#### Task goal
Restate all of the entries exactly, dropping any pictures they hold.

#### Dataset entries
________

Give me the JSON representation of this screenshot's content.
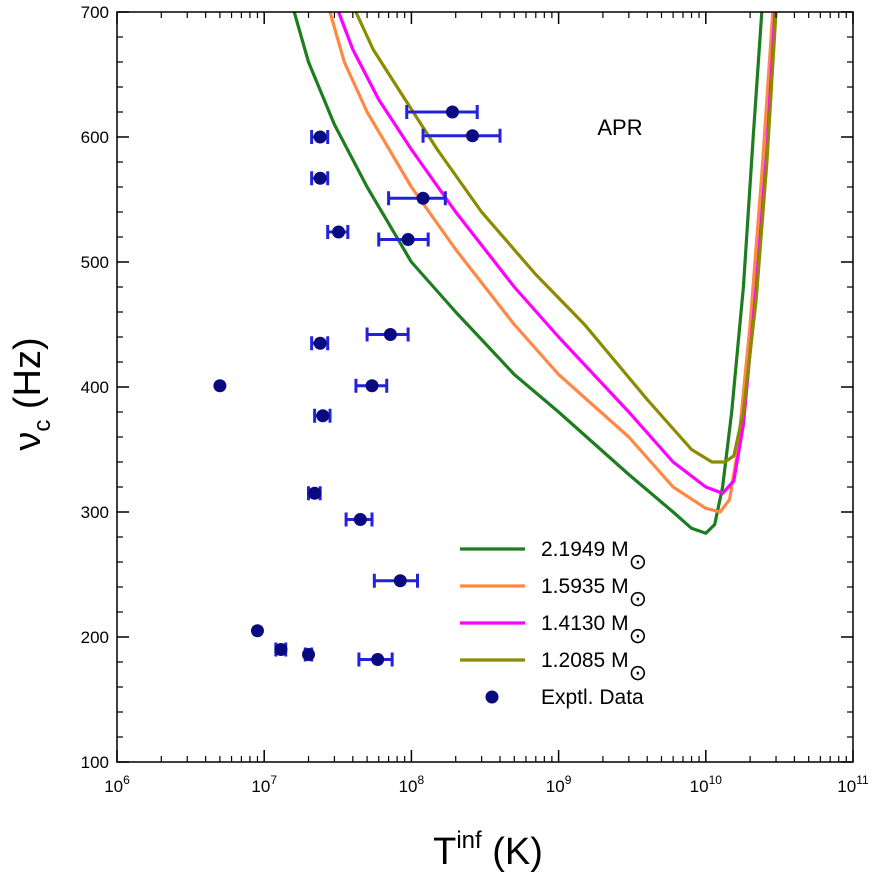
{
  "chart_data": {
    "type": "line",
    "title": "",
    "annotation": "APR",
    "xlabel": {
      "main": "T",
      "sup": "inf",
      "unit": " (K)"
    },
    "ylabel": {
      "main": "ν",
      "sub": "c",
      "unit": " (Hz)"
    },
    "x_scale": "log",
    "xlim": [
      1000000,
      100000000000
    ],
    "ylim": [
      100,
      700
    ],
    "x_ticks": [
      {
        "value": 1000000,
        "base": "10",
        "exp": "6"
      },
      {
        "value": 10000000,
        "base": "10",
        "exp": "7"
      },
      {
        "value": 100000000,
        "base": "10",
        "exp": "8"
      },
      {
        "value": 1000000000,
        "base": "10",
        "exp": "9"
      },
      {
        "value": 10000000000,
        "base": "10",
        "exp": "10"
      },
      {
        "value": 100000000000,
        "base": "10",
        "exp": "11"
      }
    ],
    "y_ticks": [
      100,
      200,
      300,
      400,
      500,
      600,
      700
    ],
    "grid": false,
    "legend_position": "bottom-right",
    "series": [
      {
        "name": "2.1949 M",
        "legend_symbol": "⊙",
        "color": "#1e7d1e",
        "points": [
          [
            16000000,
            700
          ],
          [
            20000000,
            660
          ],
          [
            30000000,
            610
          ],
          [
            50000000,
            560
          ],
          [
            100000000,
            500
          ],
          [
            200000000,
            460
          ],
          [
            500000000,
            410
          ],
          [
            1000000000,
            380
          ],
          [
            3000000000,
            330
          ],
          [
            6000000000,
            300
          ],
          [
            8000000000,
            287
          ],
          [
            10000000000,
            283
          ],
          [
            11500000000,
            290
          ],
          [
            13000000000,
            320
          ],
          [
            15000000000,
            380
          ],
          [
            18000000000,
            480
          ],
          [
            21000000000,
            600
          ],
          [
            24000000000,
            700
          ]
        ]
      },
      {
        "name": "1.5935 M",
        "legend_symbol": "⊙",
        "color": "#ff8844",
        "points": [
          [
            28000000,
            700
          ],
          [
            35000000,
            660
          ],
          [
            50000000,
            620
          ],
          [
            100000000,
            560
          ],
          [
            200000000,
            510
          ],
          [
            500000000,
            450
          ],
          [
            1000000000,
            410
          ],
          [
            3000000000,
            360
          ],
          [
            6000000000,
            320
          ],
          [
            10000000000,
            303
          ],
          [
            12500000000,
            300
          ],
          [
            14500000000,
            310
          ],
          [
            16500000000,
            350
          ],
          [
            20000000000,
            450
          ],
          [
            24000000000,
            570
          ],
          [
            28500000000,
            700
          ]
        ]
      },
      {
        "name": "1.4130 M",
        "legend_symbol": "⊙",
        "color": "#ff00ff",
        "points": [
          [
            32000000,
            700
          ],
          [
            40000000,
            670
          ],
          [
            60000000,
            630
          ],
          [
            100000000,
            590
          ],
          [
            200000000,
            540
          ],
          [
            500000000,
            480
          ],
          [
            1000000000,
            440
          ],
          [
            3000000000,
            380
          ],
          [
            6000000000,
            340
          ],
          [
            10000000000,
            320
          ],
          [
            13000000000,
            315
          ],
          [
            15500000000,
            325
          ],
          [
            18000000000,
            370
          ],
          [
            22000000000,
            480
          ],
          [
            26000000000,
            590
          ],
          [
            29500000000,
            700
          ]
        ]
      },
      {
        "name": "1.2085 M",
        "legend_symbol": "⊙",
        "color": "#8b8b00",
        "points": [
          [
            42000000,
            700
          ],
          [
            55000000,
            670
          ],
          [
            80000000,
            640
          ],
          [
            150000000,
            590
          ],
          [
            300000000,
            540
          ],
          [
            700000000,
            490
          ],
          [
            1500000000,
            450
          ],
          [
            4000000000,
            390
          ],
          [
            8000000000,
            350
          ],
          [
            11000000000,
            340
          ],
          [
            13500000000,
            340
          ],
          [
            15500000000,
            345
          ],
          [
            18000000000,
            380
          ],
          [
            22000000000,
            470
          ],
          [
            26000000000,
            580
          ],
          [
            30000000000,
            700
          ]
        ]
      },
      {
        "name": "Exptl. Data",
        "type": "scatter",
        "color": "#0a0a80",
        "errorbar_color": "#2222dd",
        "points": [
          {
            "x": 190000000,
            "y": 620,
            "xerr": [
              93000000,
              280000000
            ]
          },
          {
            "x": 260000000,
            "y": 601,
            "xerr": [
              120000000,
              400000000
            ]
          },
          {
            "x": 24000000,
            "y": 600,
            "xerr": [
              21000000,
              27000000
            ]
          },
          {
            "x": 24000000,
            "y": 567,
            "xerr": [
              21000000,
              27000000
            ]
          },
          {
            "x": 120000000,
            "y": 551,
            "xerr": [
              70000000,
              170000000
            ]
          },
          {
            "x": 32000000,
            "y": 524,
            "xerr": [
              27000000,
              37000000
            ]
          },
          {
            "x": 95000000,
            "y": 518,
            "xerr": [
              60000000,
              130000000
            ]
          },
          {
            "x": 72000000,
            "y": 442,
            "xerr": [
              50000000,
              95000000
            ]
          },
          {
            "x": 24000000,
            "y": 435,
            "xerr": [
              21000000,
              27000000
            ]
          },
          {
            "x": 5000000,
            "y": 401
          },
          {
            "x": 54000000,
            "y": 401,
            "xerr": [
              42000000,
              68000000
            ]
          },
          {
            "x": 25000000,
            "y": 377,
            "xerr": [
              22000000,
              28000000
            ]
          },
          {
            "x": 22000000,
            "y": 315,
            "xerr": [
              20000000,
              24000000
            ]
          },
          {
            "x": 45000000,
            "y": 294,
            "xerr": [
              36000000,
              54000000
            ]
          },
          {
            "x": 84000000,
            "y": 245,
            "xerr": [
              56000000,
              110000000
            ]
          },
          {
            "x": 9000000,
            "y": 205
          },
          {
            "x": 13000000,
            "y": 190,
            "xerr": [
              12000000,
              14000000
            ]
          },
          {
            "x": 20000000,
            "y": 186,
            "xerr": [
              19000000,
              21000000
            ]
          },
          {
            "x": 59000000,
            "y": 182,
            "xerr": [
              44000000,
              74000000
            ]
          }
        ]
      }
    ]
  }
}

________

#### Answer in full
Give me the JSON representation of this screenshot's content.
{
  "chart_data": {
    "type": "line",
    "title": "",
    "annotation": "APR",
    "xlabel": {
      "main": "T",
      "sup": "inf",
      "unit": " (K)"
    },
    "ylabel": {
      "main": "ν",
      "sub": "c",
      "unit": " (Hz)"
    },
    "x_scale": "log",
    "xlim": [
      1000000,
      100000000000
    ],
    "ylim": [
      100,
      700
    ],
    "x_ticks": [
      {
        "value": 1000000,
        "base": "10",
        "exp": "6"
      },
      {
        "value": 10000000,
        "base": "10",
        "exp": "7"
      },
      {
        "value": 100000000,
        "base": "10",
        "exp": "8"
      },
      {
        "value": 1000000000,
        "base": "10",
        "exp": "9"
      },
      {
        "value": 10000000000,
        "base": "10",
        "exp": "10"
      },
      {
        "value": 100000000000,
        "base": "10",
        "exp": "11"
      }
    ],
    "y_ticks": [
      100,
      200,
      300,
      400,
      500,
      600,
      700
    ],
    "grid": false,
    "legend_position": "bottom-right",
    "series": [
      {
        "name": "2.1949 M",
        "legend_symbol": "⊙",
        "color": "#1e7d1e",
        "points": [
          [
            16000000,
            700
          ],
          [
            20000000,
            660
          ],
          [
            30000000,
            610
          ],
          [
            50000000,
            560
          ],
          [
            100000000,
            500
          ],
          [
            200000000,
            460
          ],
          [
            500000000,
            410
          ],
          [
            1000000000,
            380
          ],
          [
            3000000000,
            330
          ],
          [
            6000000000,
            300
          ],
          [
            8000000000,
            287
          ],
          [
            10000000000,
            283
          ],
          [
            11500000000,
            290
          ],
          [
            13000000000,
            320
          ],
          [
            15000000000,
            380
          ],
          [
            18000000000,
            480
          ],
          [
            21000000000,
            600
          ],
          [
            24000000000,
            700
          ]
        ]
      },
      {
        "name": "1.5935 M",
        "legend_symbol": "⊙",
        "color": "#ff8844",
        "points": [
          [
            28000000,
            700
          ],
          [
            35000000,
            660
          ],
          [
            50000000,
            620
          ],
          [
            100000000,
            560
          ],
          [
            200000000,
            510
          ],
          [
            500000000,
            450
          ],
          [
            1000000000,
            410
          ],
          [
            3000000000,
            360
          ],
          [
            6000000000,
            320
          ],
          [
            10000000000,
            303
          ],
          [
            12500000000,
            300
          ],
          [
            14500000000,
            310
          ],
          [
            16500000000,
            350
          ],
          [
            20000000000,
            450
          ],
          [
            24000000000,
            570
          ],
          [
            28500000000,
            700
          ]
        ]
      },
      {
        "name": "1.4130 M",
        "legend_symbol": "⊙",
        "color": "#ff00ff",
        "points": [
          [
            32000000,
            700
          ],
          [
            40000000,
            670
          ],
          [
            60000000,
            630
          ],
          [
            100000000,
            590
          ],
          [
            200000000,
            540
          ],
          [
            500000000,
            480
          ],
          [
            1000000000,
            440
          ],
          [
            3000000000,
            380
          ],
          [
            6000000000,
            340
          ],
          [
            10000000000,
            320
          ],
          [
            13000000000,
            315
          ],
          [
            15500000000,
            325
          ],
          [
            18000000000,
            370
          ],
          [
            22000000000,
            480
          ],
          [
            26000000000,
            590
          ],
          [
            29500000000,
            700
          ]
        ]
      },
      {
        "name": "1.2085 M",
        "legend_symbol": "⊙",
        "color": "#8b8b00",
        "points": [
          [
            42000000,
            700
          ],
          [
            55000000,
            670
          ],
          [
            80000000,
            640
          ],
          [
            150000000,
            590
          ],
          [
            300000000,
            540
          ],
          [
            700000000,
            490
          ],
          [
            1500000000,
            450
          ],
          [
            4000000000,
            390
          ],
          [
            8000000000,
            350
          ],
          [
            11000000000,
            340
          ],
          [
            13500000000,
            340
          ],
          [
            15500000000,
            345
          ],
          [
            18000000000,
            380
          ],
          [
            22000000000,
            470
          ],
          [
            26000000000,
            580
          ],
          [
            30000000000,
            700
          ]
        ]
      },
      {
        "name": "Exptl. Data",
        "type": "scatter",
        "color": "#0a0a80",
        "errorbar_color": "#2222dd",
        "points": [
          {
            "x": 190000000,
            "y": 620,
            "xerr": [
              93000000,
              280000000
            ]
          },
          {
            "x": 260000000,
            "y": 601,
            "xerr": [
              120000000,
              400000000
            ]
          },
          {
            "x": 24000000,
            "y": 600,
            "xerr": [
              21000000,
              27000000
            ]
          },
          {
            "x": 24000000,
            "y": 567,
            "xerr": [
              21000000,
              27000000
            ]
          },
          {
            "x": 120000000,
            "y": 551,
            "xerr": [
              70000000,
              170000000
            ]
          },
          {
            "x": 32000000,
            "y": 524,
            "xerr": [
              27000000,
              37000000
            ]
          },
          {
            "x": 95000000,
            "y": 518,
            "xerr": [
              60000000,
              130000000
            ]
          },
          {
            "x": 72000000,
            "y": 442,
            "xerr": [
              50000000,
              95000000
            ]
          },
          {
            "x": 24000000,
            "y": 435,
            "xerr": [
              21000000,
              27000000
            ]
          },
          {
            "x": 5000000,
            "y": 401
          },
          {
            "x": 54000000,
            "y": 401,
            "xerr": [
              42000000,
              68000000
            ]
          },
          {
            "x": 25000000,
            "y": 377,
            "xerr": [
              22000000,
              28000000
            ]
          },
          {
            "x": 22000000,
            "y": 315,
            "xerr": [
              20000000,
              24000000
            ]
          },
          {
            "x": 45000000,
            "y": 294,
            "xerr": [
              36000000,
              54000000
            ]
          },
          {
            "x": 84000000,
            "y": 245,
            "xerr": [
              56000000,
              110000000
            ]
          },
          {
            "x": 9000000,
            "y": 205
          },
          {
            "x": 13000000,
            "y": 190,
            "xerr": [
              12000000,
              14000000
            ]
          },
          {
            "x": 20000000,
            "y": 186,
            "xerr": [
              19000000,
              21000000
            ]
          },
          {
            "x": 59000000,
            "y": 182,
            "xerr": [
              44000000,
              74000000
            ]
          }
        ]
      }
    ]
  }
}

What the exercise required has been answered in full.